-- Begin EXCERPTED PASSAGE --

Fight promoters of yesteryear tended to pull back after the Christmas and New Year holidays on the assumption that fight fans had less discretionary income at their disposal. Weather was a contributing factor. In olden days, more boxing cards were staged outdoors and the most attractive match-ups tended to be summertime events.
There were exceptions, of course. On Jan. 17, 1941, an SRO crowd of 23,180 filled Madison Square Garden to the rafters to witness the welterweight title fight between Fritzie Zivic and Henry Armstrong. (This was the third Madison Square Garden, situated at 50th Street and Eighth Avenue, roughly 17 blocks north of the current Garden which sits atop Pennsylvania Station. The first two arenas to take this name were situated farther south adjacent to Madison Square Park).
This was a rematch. They had fought here in October of the previous year. In a shocker, Zivic won a 15-round decision. The fight was close on the scorecards. Referee Arthur Donovan and one of the judges had it even after 14 rounds, but Zivic had won his rounds more decisively and he punctuated his well-earned triumph by knocking Armstrong face-first to the canvas as the final bell sounded.
This was a huge upset.
Armstrong had a rocky beginning to his pro career, but he came on like gangbusters after trainer/manager Eddie Mead acquired his contract with backing from Broadway and Hollywood star Al Jolson. Heading into his first match with Zivic – the nineteenth defense of the title he won from Barney Ross – Hammerin’ Henry had suffered only one defeat in his previous 60 fights, that coming in his second meeting with Lou Ambers, a controversial decision.
Shirley Povich, the nationally-known sports columnist for the Washington Post, conducted an informal survey of boxing insiders and found only person who gave Zivic a chance. The dissident was Chris Dundee (then far more well-known than his younger brother Angelo). “Zivic knows all the tricks,” said Dundee. “He’ll butt Armstrong with his head, gouge him with his thumbs and hit him just as low as Armstrong [who had five points deducted for low blows in his bout with Ambers].”
Indeed, Pittsburgh’s Ferdinand “Fritzie” Zivic, the youngest and best of five fighting sons of a Croatian immigrant steelworker (Fritzie’s two oldest brothers represented the U.S. at the 1920 Antwerp Olympics) would attract a cult following because of his facility for bending the rules. It would be said that no one was more adept at using his thumbs to blind an opponent or using the laces of his gloves as an anti-coagulant, undoing the work of a fighter’s cut man.
Although it was generally understood that at age 28 his best days were behind him, Henry Armstrong was chalked the favorite in the rematch (albeit a very short favorite) a tribute to his body of work. Although he had mastered Armstrong in their first encounter, most boxing insiders considered Fritzie little more than a high-class journeyman and he hadn’t looked sharp in his most recent fight, a 10-round non-title affair with lightweight champion Lew Jenkins who had the best of it in the eyes of most observers although the match was declared a draw.

-- End EXCERPTED PASSAGE --

_WRITTEN REQUEST A_: According to the boxing excerpt, how many people packed Madison Square Garden for the Zivic–Armstrong fight on Jan. 17, 1941?
_WRITTEN REQUEST B_: Print the boxing excerpt between "This was a rematch." and "a huge upset.", inclusive.

-- Begin GIVEN RECORDS --

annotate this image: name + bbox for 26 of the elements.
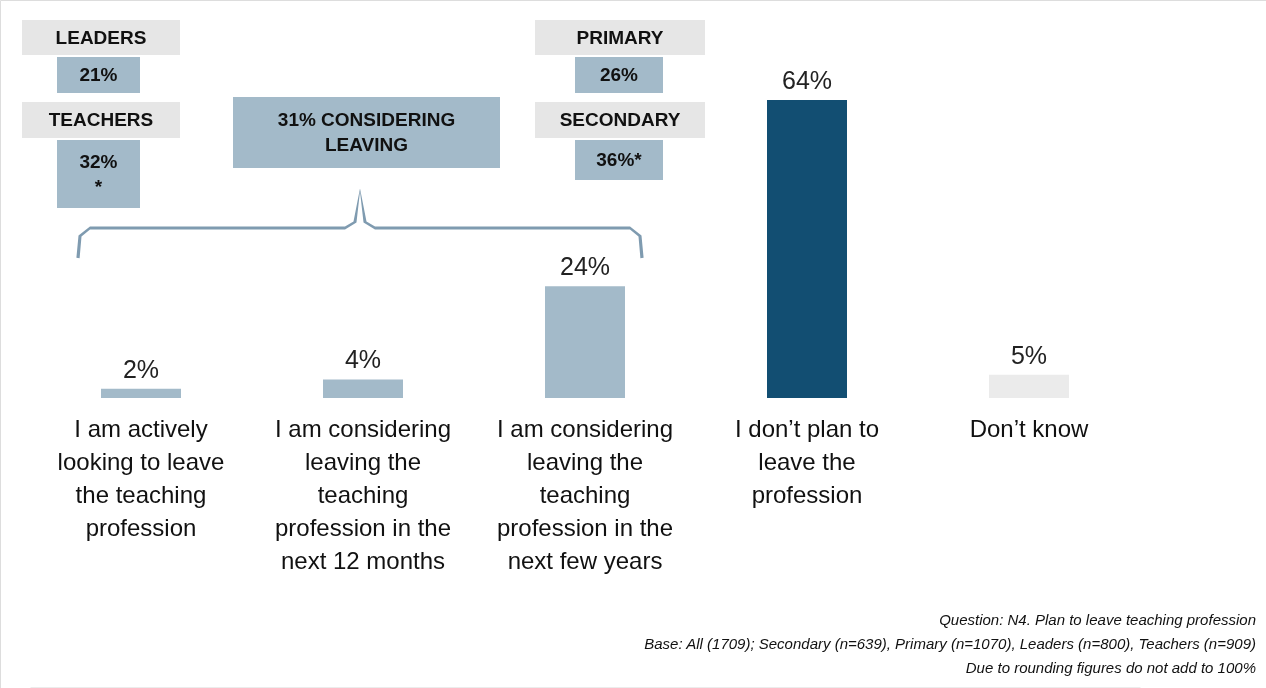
data-label: 24% [559, 252, 611, 281]
text: Due to rounding figures do not add to 100% [965, 659, 1256, 676]
text: Base: All (1709); Secondary (n=639), Primary (n=1070), Leaders (n=800), Teachers (n=909) [644, 635, 1256, 652]
data-label: 64% [781, 66, 833, 95]
annotation: 36%* [596, 149, 643, 170]
bar [545, 286, 625, 398]
annotation: 31% CONSIDERING LEAVING [277, 109, 456, 155]
x-tick-label: I don’t plan to leave the profession [734, 415, 880, 508]
bar [323, 379, 403, 398]
bar [101, 388, 181, 398]
data-label: 2% [122, 354, 160, 383]
bar [767, 100, 847, 398]
annotation: 32% * [79, 150, 118, 197]
data-label: 4% [344, 345, 382, 374]
data-label: 5% [1010, 340, 1048, 369]
annotation: TEACHERS [48, 109, 154, 130]
x-tick-label: I am considering leaving the teaching profession in the next few years [496, 415, 674, 574]
annotation: SECONDARY [559, 109, 681, 130]
x-tick-label: Don’t know [969, 415, 1090, 442]
text: PRIMARY [576, 26, 664, 48]
text: Question: N4. Plan to leave teaching profession [939, 611, 1256, 628]
text: 26% [599, 64, 639, 85]
text: 21% [79, 64, 118, 85]
x-tick-label: I am actively looking to leave the teaching profession [57, 415, 225, 541]
x-tick-label: I am considering leaving the teaching profession in the next 12 months [274, 415, 452, 574]
text: LEADERS [55, 26, 147, 48]
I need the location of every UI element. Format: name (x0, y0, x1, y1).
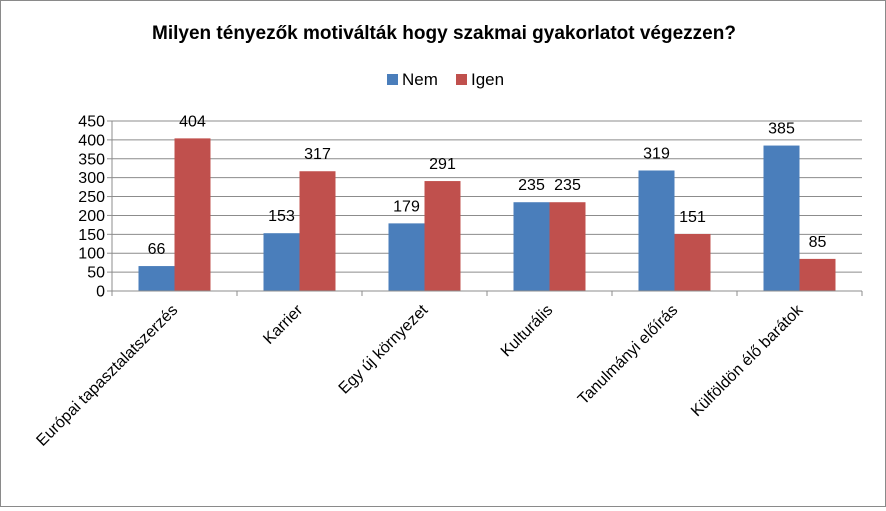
gridlines (112, 120, 862, 273)
data-label-igen: 235 (554, 177, 581, 194)
x-category-label: Kulturális (498, 302, 557, 361)
bar-nem (763, 145, 800, 291)
bar-nem (388, 223, 425, 291)
data-label-igen: 151 (679, 209, 706, 226)
bar-igen (299, 171, 336, 291)
bar-igen (674, 233, 711, 291)
bar-nem (513, 202, 550, 291)
legend-swatch-nem (387, 74, 398, 85)
y-tick-label: 400 (78, 132, 105, 149)
bar-nem (638, 170, 675, 291)
data-label-nem: 385 (768, 121, 795, 138)
bar-igen (424, 181, 461, 291)
x-category-label: Európai tapasztalatszerzés (33, 302, 181, 450)
bar-igen (174, 138, 211, 291)
y-tick-label: 350 (78, 151, 105, 168)
data-label-nem: 235 (518, 177, 545, 194)
legend: Nem Igen (387, 70, 504, 89)
y-tick-label: 200 (78, 208, 105, 225)
legend-swatch-igen (456, 74, 467, 85)
y-tick-label: 300 (78, 170, 105, 187)
bar-igen (799, 258, 836, 291)
bar-nem (263, 233, 300, 291)
bars (138, 138, 836, 291)
data-label-nem: 66 (148, 241, 166, 258)
y-tick-label: 100 (78, 246, 105, 263)
data-label-nem: 153 (268, 208, 295, 225)
y-tick-label: 0 (96, 284, 105, 301)
bar-igen (549, 202, 586, 291)
bar-nem (138, 266, 175, 291)
data-label-igen: 85 (809, 234, 827, 251)
data-label-igen: 291 (429, 156, 456, 173)
data-label-igen: 317 (304, 146, 331, 163)
y-tick-label: 150 (78, 227, 105, 244)
data-labels: 66 404 153 317 179 291 235 235 319 151 385 85 (148, 113, 827, 258)
x-category-label: Külföldön élő barátok (688, 301, 807, 420)
data-label-igen: 404 (179, 113, 206, 130)
data-label-nem: 319 (643, 145, 670, 162)
x-category-label: Egy új környezet (336, 301, 432, 397)
x-category-label: Karrier (260, 301, 306, 347)
y-tick-label: 50 (87, 265, 105, 282)
y-tick-label: 250 (78, 189, 105, 206)
x-axis: Európai tapasztalatszerzés Karrier Egy új … (33, 290, 863, 450)
y-tick-label: 450 (78, 114, 105, 131)
x-category-label: Tanulmányi előírás (575, 302, 681, 408)
legend-label-nem: Nem (402, 70, 438, 89)
legend-label-igen: Igen (471, 70, 504, 89)
chart-title: Milyen tényezők motiválták hogy szakmai … (152, 23, 736, 44)
data-label-nem: 179 (393, 198, 420, 215)
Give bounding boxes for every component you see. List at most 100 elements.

-- End GIVEN RECORDS --

_PROBLEM SOLUTION A_: 23,180

_PROBLEM SOLUTION B_:
This was a rematch. They had fought here in October of the previous year. In a shocker, Zivic won a 15-round decision. The fight was close on the scorecards. Referee Arthur Donovan and one of the judges had it even after 14 rounds, but Zivic had won his rounds more decisively and he punctuated his well-earned triumph by knocking Armstrong face-first to the canvas as the final bell sounded.
This was a huge upset.